[Items from a dataset]
===

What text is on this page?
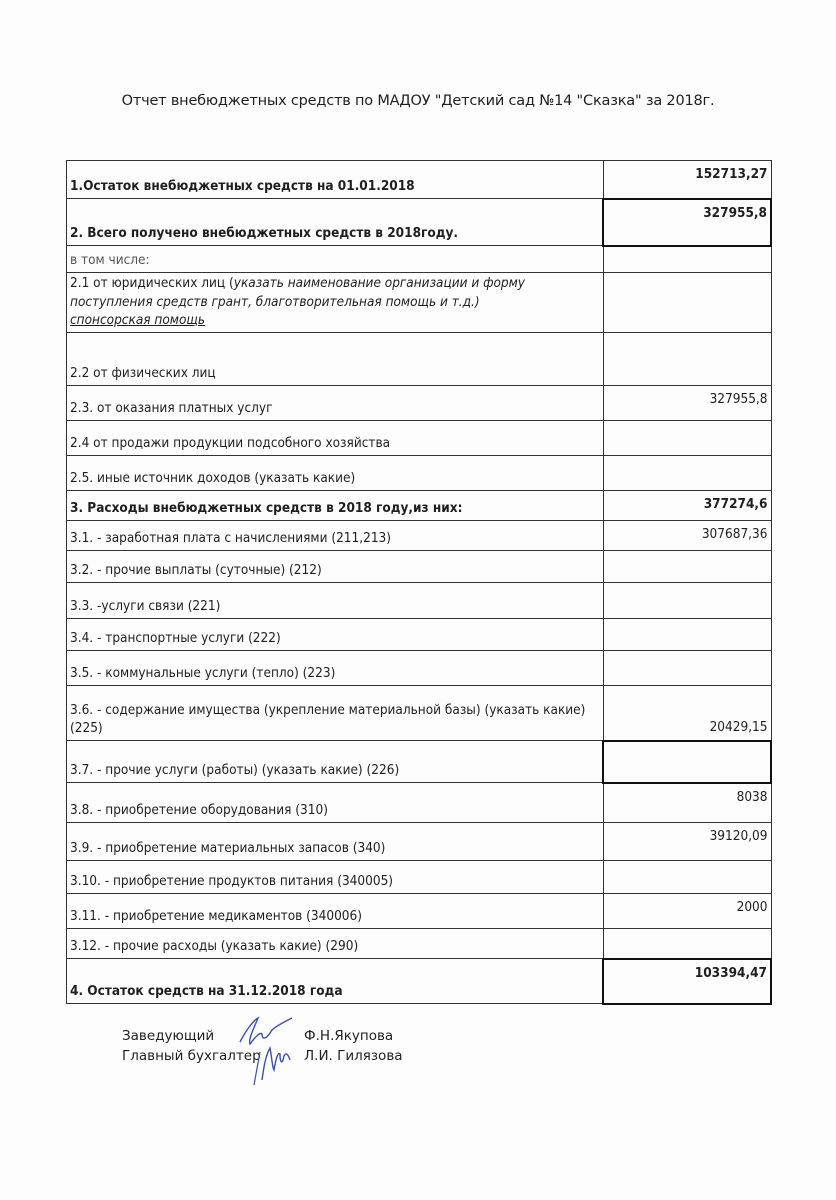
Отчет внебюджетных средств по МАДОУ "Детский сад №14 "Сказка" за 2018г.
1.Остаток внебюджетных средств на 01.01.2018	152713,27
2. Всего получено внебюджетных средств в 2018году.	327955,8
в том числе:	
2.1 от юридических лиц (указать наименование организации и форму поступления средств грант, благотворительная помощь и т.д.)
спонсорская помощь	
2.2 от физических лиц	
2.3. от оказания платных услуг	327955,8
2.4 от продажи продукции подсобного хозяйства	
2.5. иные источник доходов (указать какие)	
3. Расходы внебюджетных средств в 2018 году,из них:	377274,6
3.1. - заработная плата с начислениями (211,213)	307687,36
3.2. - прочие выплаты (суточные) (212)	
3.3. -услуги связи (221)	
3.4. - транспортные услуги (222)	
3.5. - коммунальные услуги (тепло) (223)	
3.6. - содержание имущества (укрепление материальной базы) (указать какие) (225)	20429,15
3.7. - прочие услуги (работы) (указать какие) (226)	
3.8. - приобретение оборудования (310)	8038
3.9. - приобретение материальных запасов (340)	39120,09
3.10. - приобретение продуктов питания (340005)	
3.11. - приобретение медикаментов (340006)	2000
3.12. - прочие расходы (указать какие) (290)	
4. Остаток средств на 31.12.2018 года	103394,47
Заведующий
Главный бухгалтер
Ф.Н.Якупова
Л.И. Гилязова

===

In your copy, repeat each record exactly and include no pictures.

## Worked solution
What text is on this page?
Отчет внебюджетных средств по МАДОУ "Детский сад №14 "Сказка" за 2018г.
1.Остаток внебюджетных средств на 01.01.2018	152713,27
2. Всего получено внебюджетных средств в 2018году.	327955,8
в том числе:	
2.1 от юридических лиц (указать наименование организации и форму поступления средств грант, благотворительная помощь и т.д.)
спонсорская помощь	
2.2 от физических лиц	
2.3. от оказания платных услуг	327955,8
2.4 от продажи продукции подсобного хозяйства	
2.5. иные источник доходов (указать какие)	
3. Расходы внебюджетных средств в 2018 году,из них:	377274,6
3.1. - заработная плата с начислениями (211,213)	307687,36
3.2. - прочие выплаты (суточные) (212)	
3.3. -услуги связи (221)	
3.4. - транспортные услуги (222)	
3.5. - коммунальные услуги (тепло) (223)	
3.6. - содержание имущества (укрепление материальной базы) (указать какие) (225)	20429,15
3.7. - прочие услуги (работы) (указать какие) (226)	
3.8. - приобретение оборудования (310)	8038
3.9. - приобретение материальных запасов (340)	39120,09
3.10. - приобретение продуктов питания (340005)	
3.11. - приобретение медикаментов (340006)	2000
3.12. - прочие расходы (указать какие) (290)	
4. Остаток средств на 31.12.2018 года	103394,47
Заведующий
Главный бухгалтер
Ф.Н.Якупова
Л.И. Гилязова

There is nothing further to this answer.